→ WRITTEN PROBLEM:
Using the records below, locate all lines containing "rate" and return them.

[Extracted data entries]

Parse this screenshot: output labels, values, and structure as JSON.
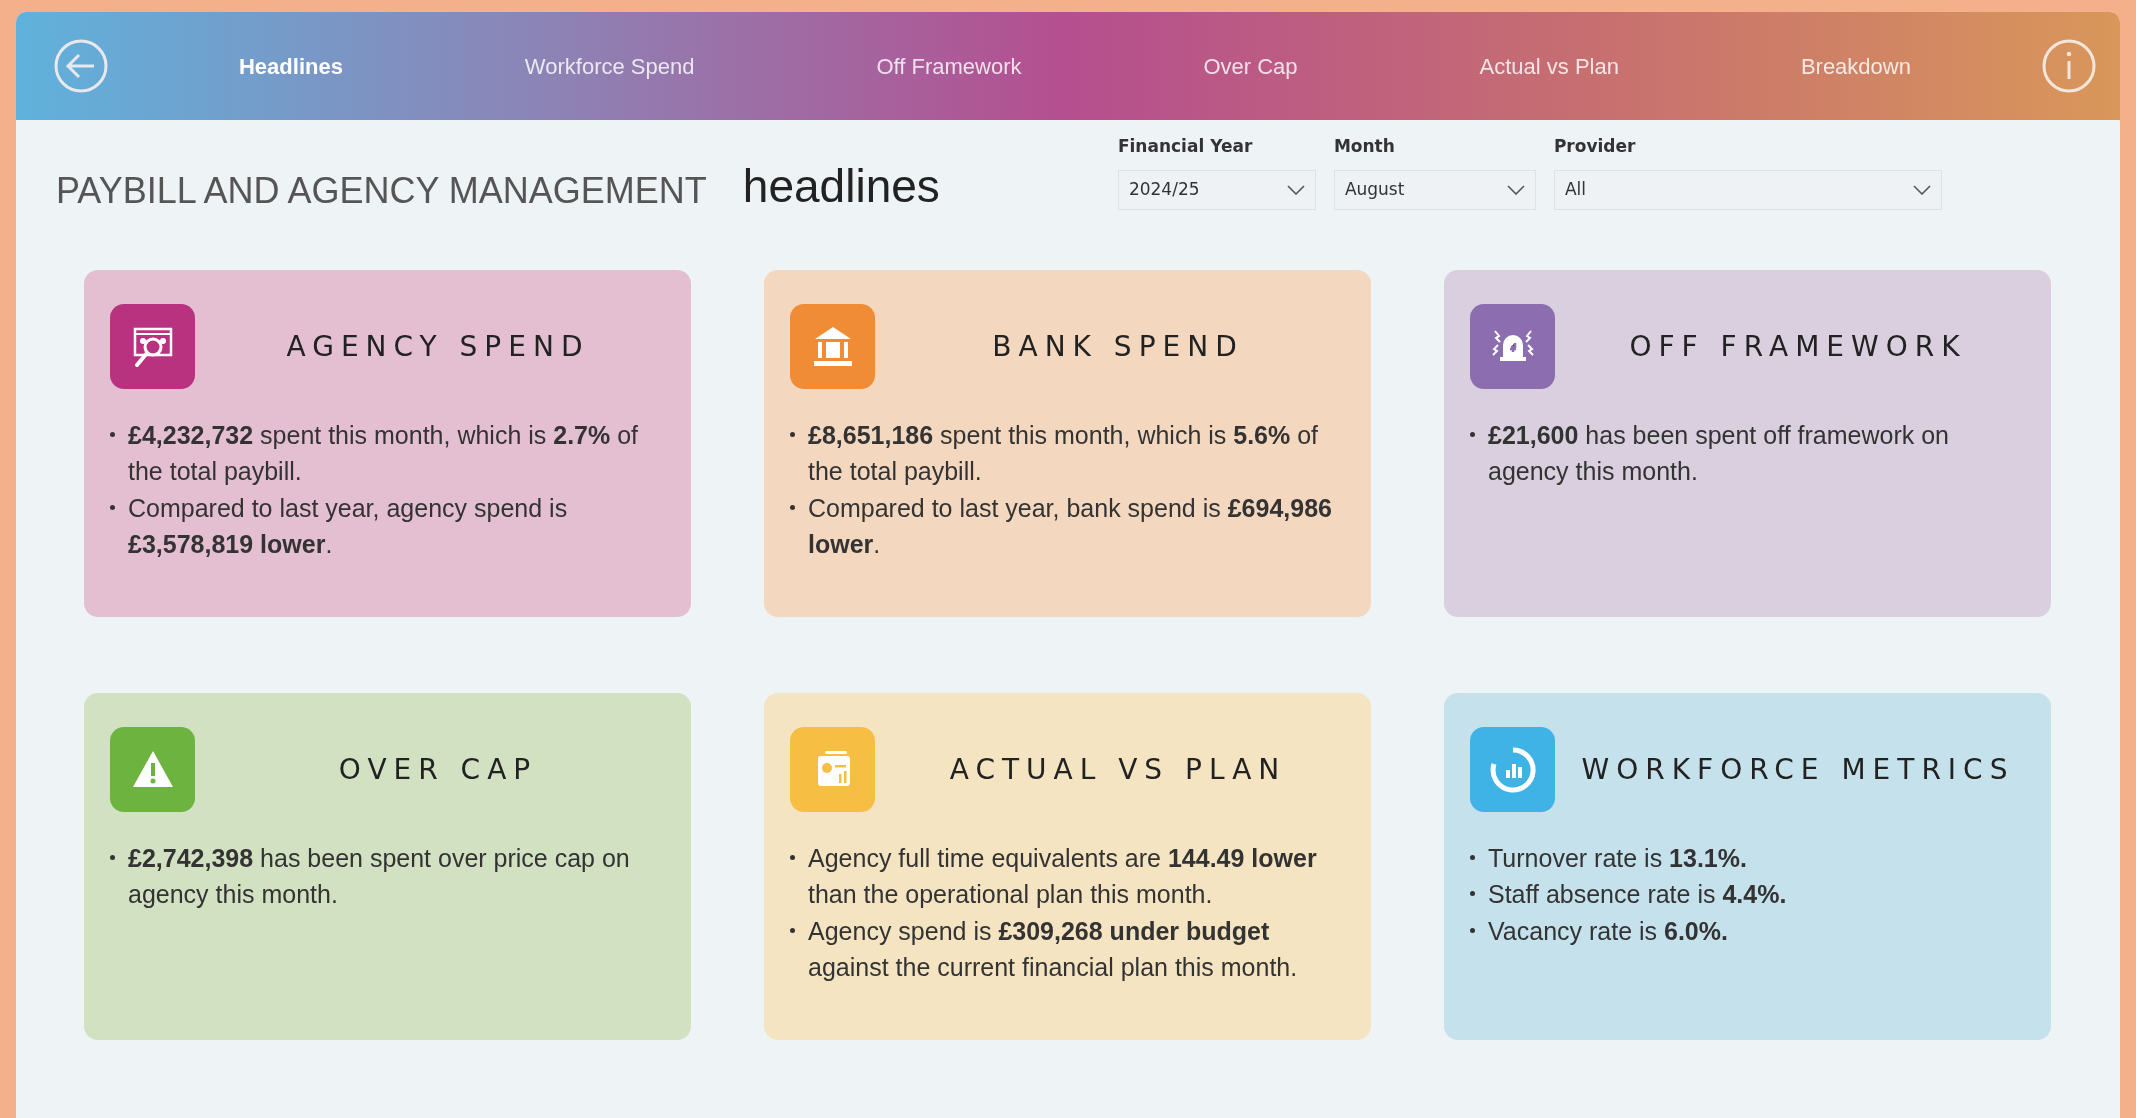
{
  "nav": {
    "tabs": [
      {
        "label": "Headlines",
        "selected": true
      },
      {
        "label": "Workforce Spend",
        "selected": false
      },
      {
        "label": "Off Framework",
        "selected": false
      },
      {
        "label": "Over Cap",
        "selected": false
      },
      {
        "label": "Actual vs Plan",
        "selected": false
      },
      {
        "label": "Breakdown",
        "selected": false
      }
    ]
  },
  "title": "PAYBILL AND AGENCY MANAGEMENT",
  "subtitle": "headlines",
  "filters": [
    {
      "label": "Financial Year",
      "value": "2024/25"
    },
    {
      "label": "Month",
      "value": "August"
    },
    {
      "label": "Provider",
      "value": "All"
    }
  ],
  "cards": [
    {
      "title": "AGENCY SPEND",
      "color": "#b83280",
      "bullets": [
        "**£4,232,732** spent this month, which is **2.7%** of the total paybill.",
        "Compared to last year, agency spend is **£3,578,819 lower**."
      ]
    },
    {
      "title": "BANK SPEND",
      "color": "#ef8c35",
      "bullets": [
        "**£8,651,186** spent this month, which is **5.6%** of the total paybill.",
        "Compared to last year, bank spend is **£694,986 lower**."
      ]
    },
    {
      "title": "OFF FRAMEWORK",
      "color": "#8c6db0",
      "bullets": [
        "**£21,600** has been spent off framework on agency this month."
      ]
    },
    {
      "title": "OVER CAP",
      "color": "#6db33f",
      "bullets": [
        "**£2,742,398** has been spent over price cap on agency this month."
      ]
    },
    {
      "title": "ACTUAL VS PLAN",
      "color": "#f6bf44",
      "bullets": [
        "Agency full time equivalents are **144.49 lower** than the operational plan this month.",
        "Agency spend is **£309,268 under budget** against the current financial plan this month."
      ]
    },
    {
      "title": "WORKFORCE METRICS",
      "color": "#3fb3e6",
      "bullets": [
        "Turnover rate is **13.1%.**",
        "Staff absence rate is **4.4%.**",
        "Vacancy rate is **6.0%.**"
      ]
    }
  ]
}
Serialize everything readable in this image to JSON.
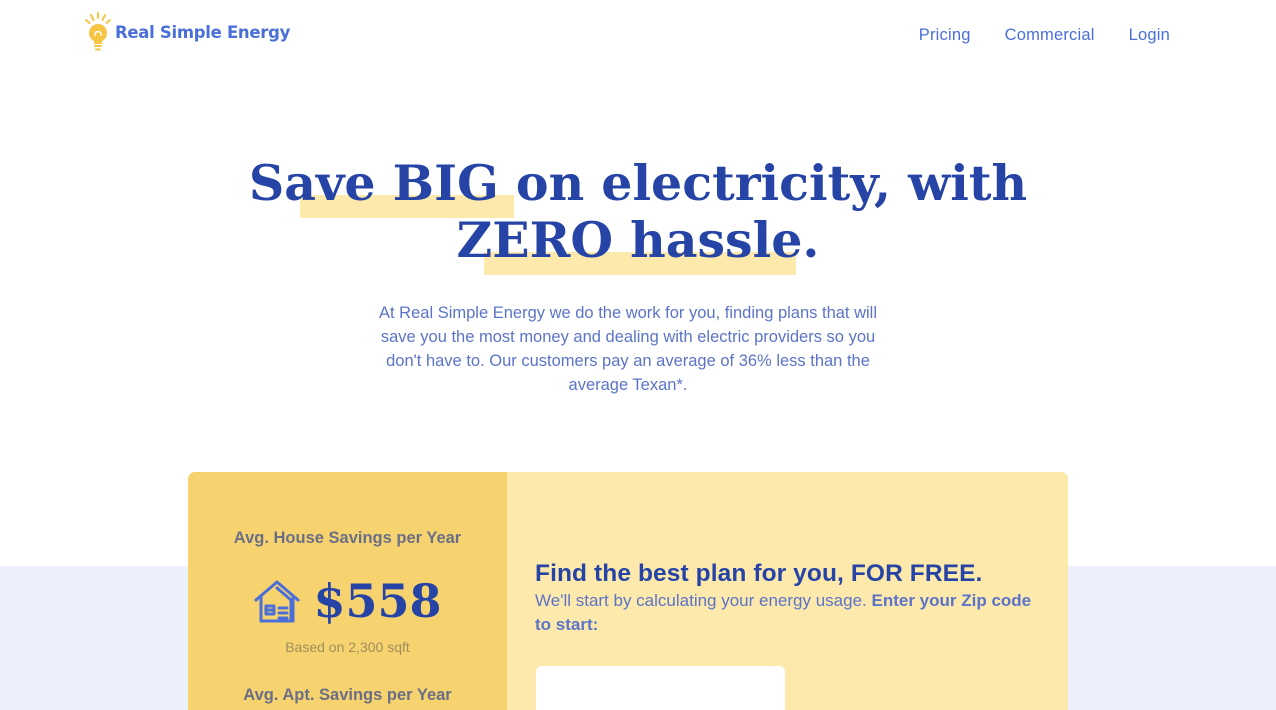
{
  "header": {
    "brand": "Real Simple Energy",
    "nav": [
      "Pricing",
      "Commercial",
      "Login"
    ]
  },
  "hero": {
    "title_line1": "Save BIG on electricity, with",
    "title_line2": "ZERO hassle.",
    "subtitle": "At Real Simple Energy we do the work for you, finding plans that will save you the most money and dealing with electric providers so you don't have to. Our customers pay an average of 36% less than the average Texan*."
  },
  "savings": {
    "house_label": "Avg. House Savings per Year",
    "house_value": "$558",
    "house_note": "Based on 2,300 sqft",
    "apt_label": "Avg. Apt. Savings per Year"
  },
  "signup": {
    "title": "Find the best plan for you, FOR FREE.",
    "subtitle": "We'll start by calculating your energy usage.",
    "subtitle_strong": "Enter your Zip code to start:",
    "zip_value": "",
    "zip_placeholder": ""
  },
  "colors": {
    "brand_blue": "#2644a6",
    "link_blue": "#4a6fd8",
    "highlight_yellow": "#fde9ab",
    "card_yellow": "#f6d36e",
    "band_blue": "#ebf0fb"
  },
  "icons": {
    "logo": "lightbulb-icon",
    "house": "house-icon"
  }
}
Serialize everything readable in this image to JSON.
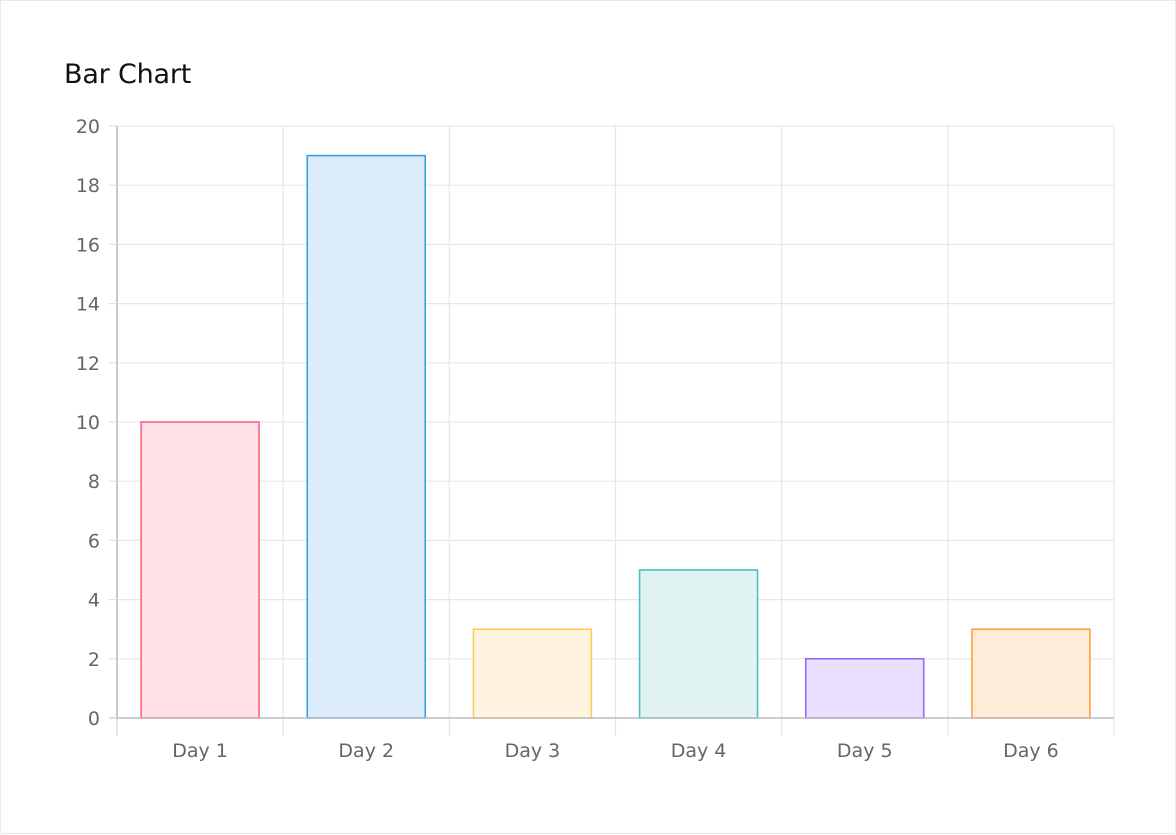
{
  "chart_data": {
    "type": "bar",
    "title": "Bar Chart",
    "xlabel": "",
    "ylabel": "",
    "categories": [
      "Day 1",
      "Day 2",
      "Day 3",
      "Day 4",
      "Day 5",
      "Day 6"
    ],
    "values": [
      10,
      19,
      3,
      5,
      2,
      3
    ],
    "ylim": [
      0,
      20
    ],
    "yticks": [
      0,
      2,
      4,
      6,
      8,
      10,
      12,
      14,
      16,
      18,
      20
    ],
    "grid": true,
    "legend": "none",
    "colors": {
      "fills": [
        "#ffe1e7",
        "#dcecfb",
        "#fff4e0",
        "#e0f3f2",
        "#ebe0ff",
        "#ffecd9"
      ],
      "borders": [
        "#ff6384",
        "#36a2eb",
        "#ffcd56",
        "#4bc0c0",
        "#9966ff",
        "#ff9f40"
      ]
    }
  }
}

→ RESPONSE TO THIS EXERCISE:
        "Turnover rate is **13.1%.**",
        "Staff absence rate is **4.4%.**",
        "Vacancy rate is **6.0%.**"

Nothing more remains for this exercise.